BEGIN Excerpted data
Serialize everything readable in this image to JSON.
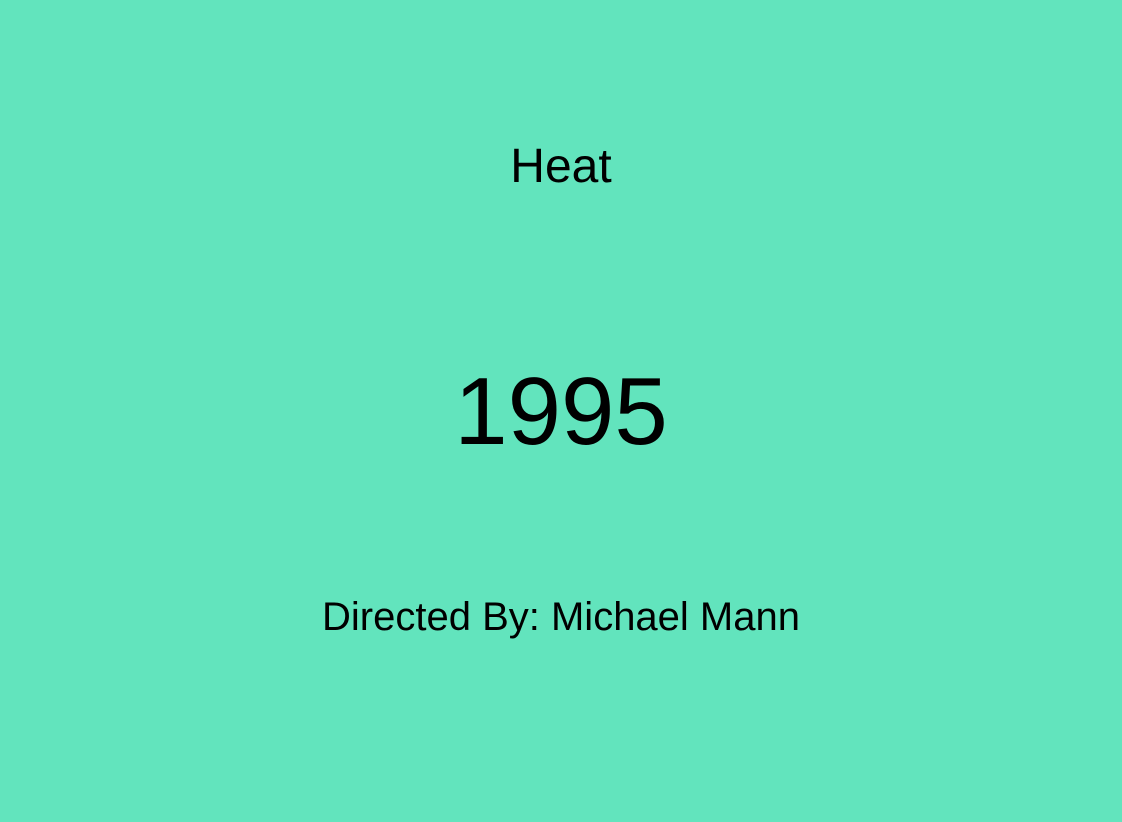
{
  "theme": {
    "background": "#62e4bd",
    "text_color": "#000000"
  },
  "movie": {
    "title": "Heat",
    "year": "1995",
    "director_line": "Directed By: Michael Mann"
  }
}
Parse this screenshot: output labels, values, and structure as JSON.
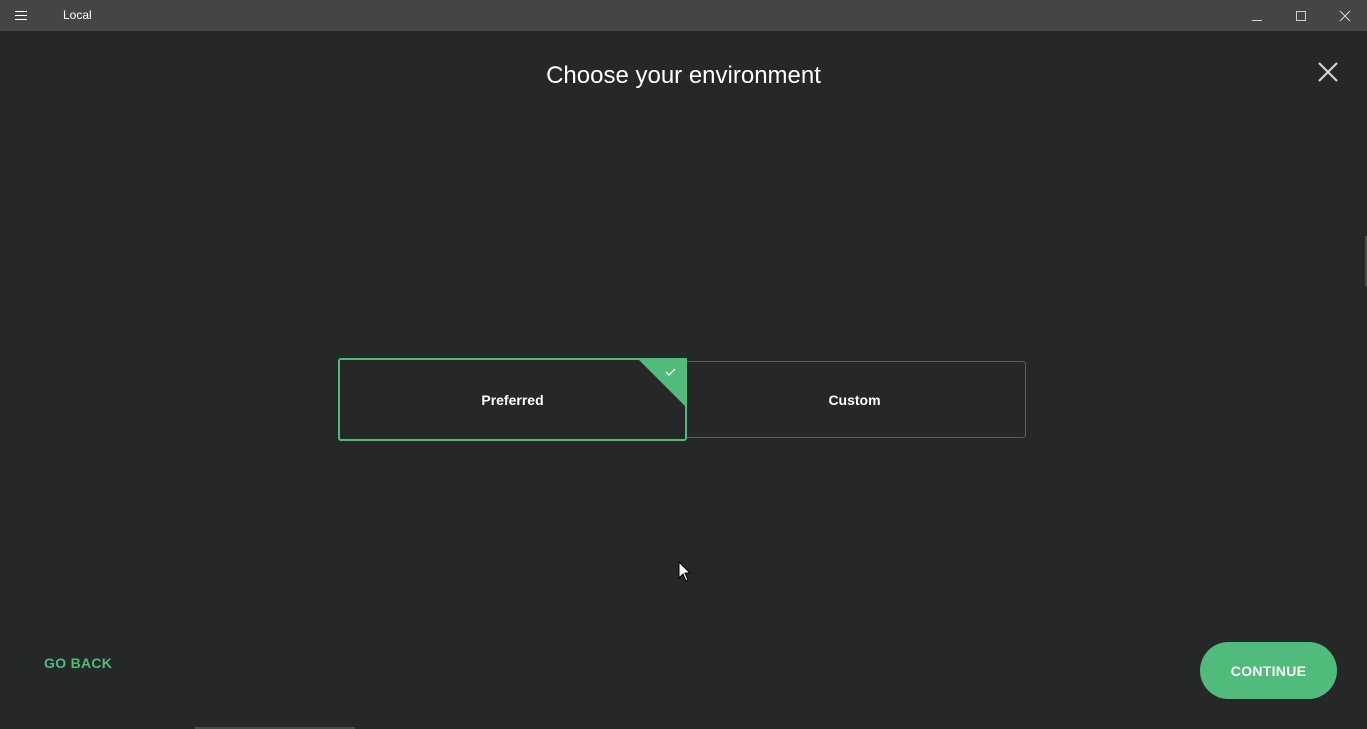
{
  "window": {
    "title": "Local",
    "menu_icon": "hamburger-icon",
    "controls": {
      "minimize_icon": "minimize-icon",
      "maximize_icon": "maximize-icon",
      "close_icon": "close-icon"
    }
  },
  "page": {
    "title": "Choose your environment",
    "close_icon": "close-icon"
  },
  "options": [
    {
      "label": "Preferred",
      "selected": true
    },
    {
      "label": "Custom",
      "selected": false
    }
  ],
  "footer": {
    "back_label": "GO BACK",
    "continue_label": "CONTINUE"
  },
  "colors": {
    "accent": "#51bb7b",
    "background": "#262727",
    "titlebar": "#454545",
    "text": "#ffffff",
    "card_border": "#5a5b5b"
  }
}
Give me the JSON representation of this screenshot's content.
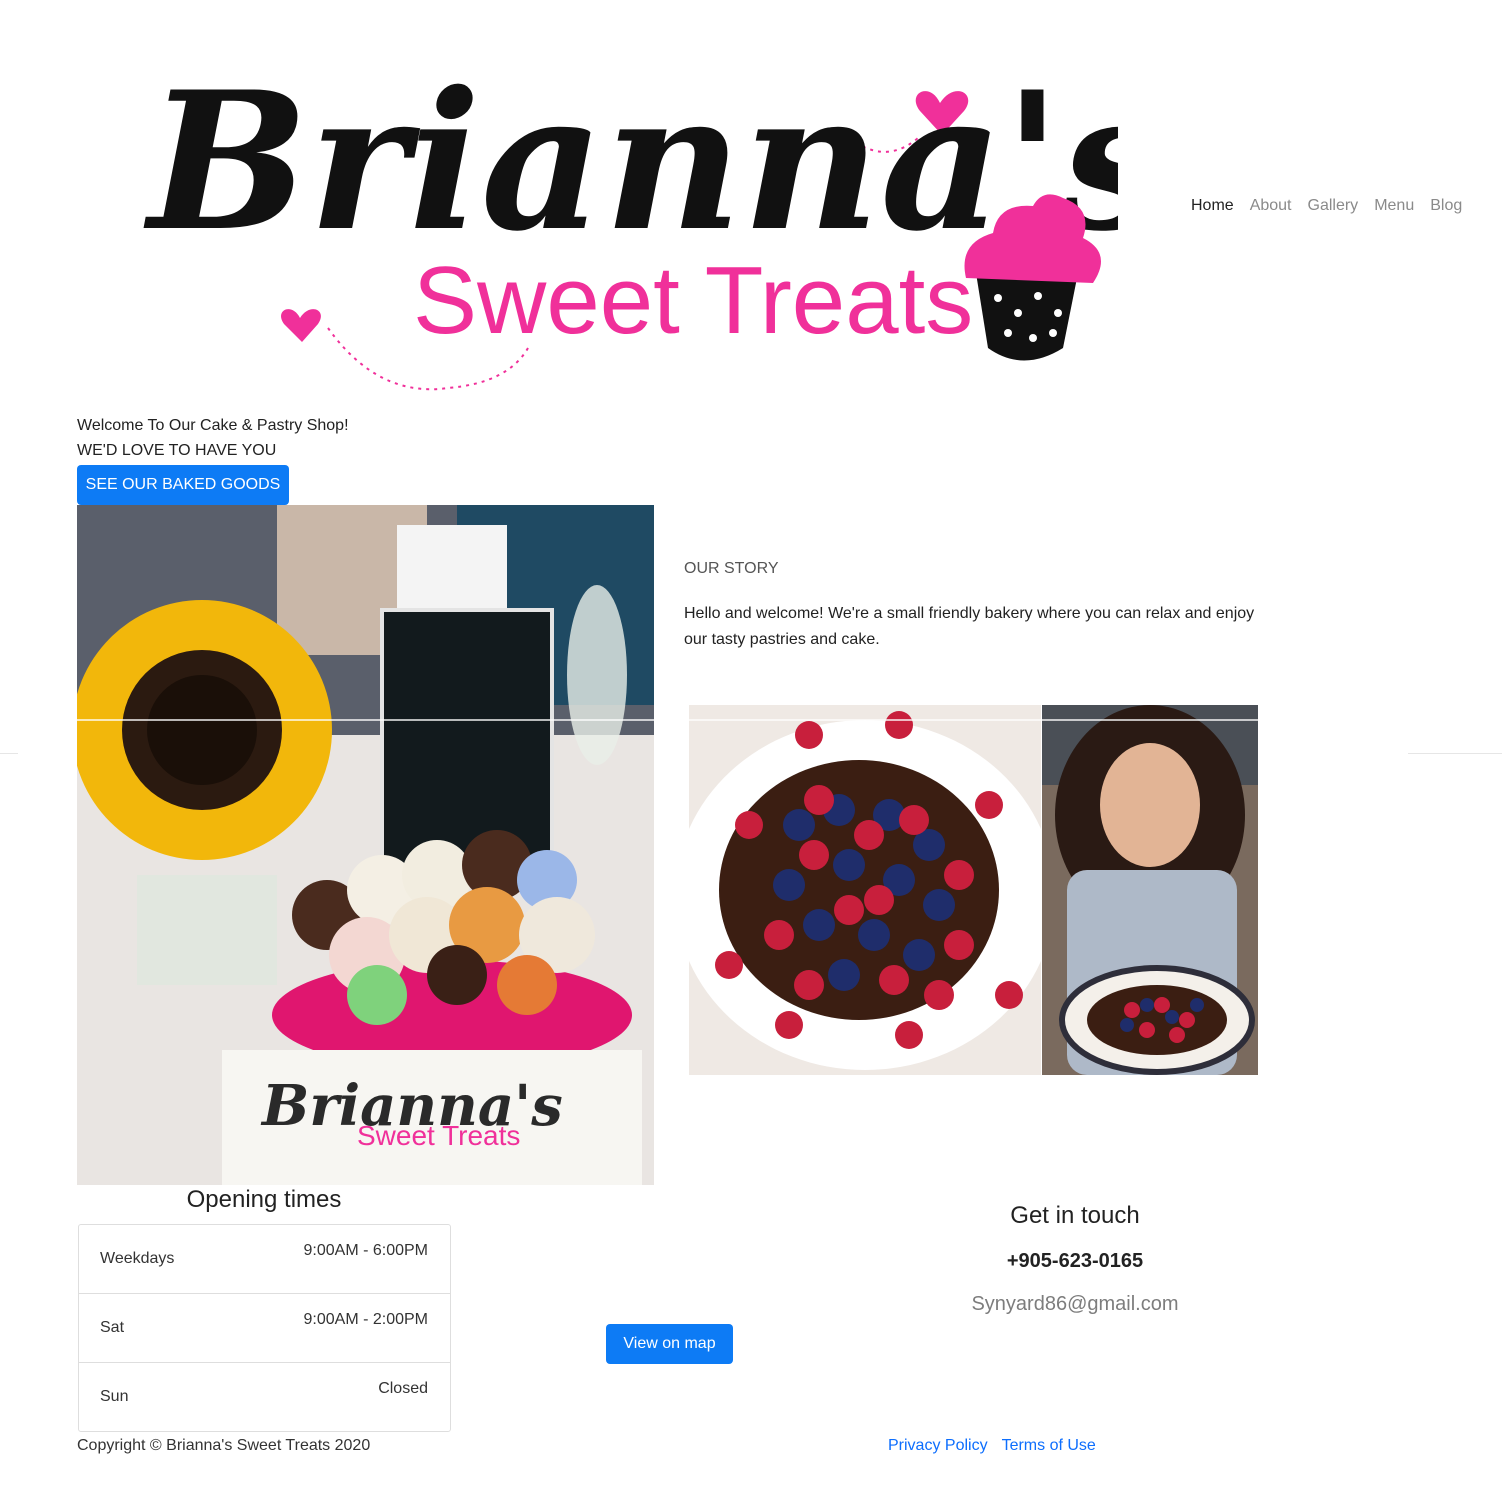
{
  "brand": {
    "logo_script": "Brianna's",
    "logo_sub": "Sweet Treats",
    "pink": "#f0309a"
  },
  "nav": {
    "items": [
      {
        "label": "Home",
        "active": true
      },
      {
        "label": "About"
      },
      {
        "label": "Gallery"
      },
      {
        "label": "Menu"
      },
      {
        "label": "Blog"
      }
    ]
  },
  "welcome": {
    "line1": "Welcome To Our Cake & Pastry Shop!",
    "line2": "WE'D LOVE TO HAVE YOU",
    "button": "SEE OUR BAKED GOODS"
  },
  "story": {
    "heading": "OUR STORY",
    "text": "Hello and welcome! We're a small friendly bakery where you can relax and enjoy our tasty pastries and cake."
  },
  "photos": {
    "table_card_script": "Brianna's",
    "table_card_sub": "Sweet Treats"
  },
  "hours": {
    "title": "Opening times",
    "rows": [
      {
        "day": "Weekdays",
        "time": "9:00AM - 6:00PM"
      },
      {
        "day": "Sat",
        "time": "9:00AM - 2:00PM"
      },
      {
        "day": "Sun",
        "time": "Closed"
      }
    ]
  },
  "map": {
    "button": "View on map"
  },
  "contact": {
    "title": "Get in touch",
    "phone": "+905-623-0165",
    "email": "Synyard86@gmail.com"
  },
  "footer": {
    "copyright": "Copyright © Brianna's Sweet Treats 2020",
    "links": [
      "Privacy Policy",
      "Terms of Use"
    ]
  },
  "colors": {
    "primary": "#0d7bf5",
    "link": "#0d6efd",
    "nav_muted": "#8a8a8a"
  }
}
END Excerpted data
Goal: Reproduce all entries exactly. Pictures do not belong in the copy.

Solution to this task:
Serialize everything readable in this image to JSON.
{
  "theme": {
    "background": "#62e4bd",
    "text_color": "#000000"
  },
  "movie": {
    "title": "Heat",
    "year": "1995",
    "director_line": "Directed By: Michael Mann"
  }
}
Parse this screenshot: output labels, values, and structure as JSON.
{
  "window": {
    "title": "Local",
    "menu_icon": "hamburger-icon",
    "controls": {
      "minimize_icon": "minimize-icon",
      "maximize_icon": "maximize-icon",
      "close_icon": "close-icon"
    }
  },
  "page": {
    "title": "Choose your environment",
    "close_icon": "close-icon"
  },
  "options": [
    {
      "label": "Preferred",
      "selected": true
    },
    {
      "label": "Custom",
      "selected": false
    }
  ],
  "footer": {
    "back_label": "GO BACK",
    "continue_label": "CONTINUE"
  },
  "colors": {
    "accent": "#51bb7b",
    "background": "#262727",
    "titlebar": "#454545",
    "text": "#ffffff",
    "card_border": "#5a5b5b"
  }
}
Give me the JSON representation of this screenshot's content.
{
  "brand": {
    "logo_script": "Brianna's",
    "logo_sub": "Sweet Treats",
    "pink": "#f0309a"
  },
  "nav": {
    "items": [
      {
        "label": "Home",
        "active": true
      },
      {
        "label": "About"
      },
      {
        "label": "Gallery"
      },
      {
        "label": "Menu"
      },
      {
        "label": "Blog"
      }
    ]
  },
  "welcome": {
    "line1": "Welcome To Our Cake & Pastry Shop!",
    "line2": "WE'D LOVE TO HAVE YOU",
    "button": "SEE OUR BAKED GOODS"
  },
  "story": {
    "heading": "OUR STORY",
    "text": "Hello and welcome! We're a small friendly bakery where you can relax and enjoy our tasty pastries and cake."
  },
  "photos": {
    "table_card_script": "Brianna's",
    "table_card_sub": "Sweet Treats"
  },
  "hours": {
    "title": "Opening times",
    "rows": [
      {
        "day": "Weekdays",
        "time": "9:00AM - 6:00PM"
      },
      {
        "day": "Sat",
        "time": "9:00AM - 2:00PM"
      },
      {
        "day": "Sun",
        "time": "Closed"
      }
    ]
  },
  "map": {
    "button": "View on map"
  },
  "contact": {
    "title": "Get in touch",
    "phone": "+905-623-0165",
    "email": "Synyard86@gmail.com"
  },
  "footer": {
    "copyright": "Copyright © Brianna's Sweet Treats 2020",
    "links": [
      "Privacy Policy",
      "Terms of Use"
    ]
  },
  "colors": {
    "primary": "#0d7bf5",
    "link": "#0d6efd",
    "nav_muted": "#8a8a8a"
  }
}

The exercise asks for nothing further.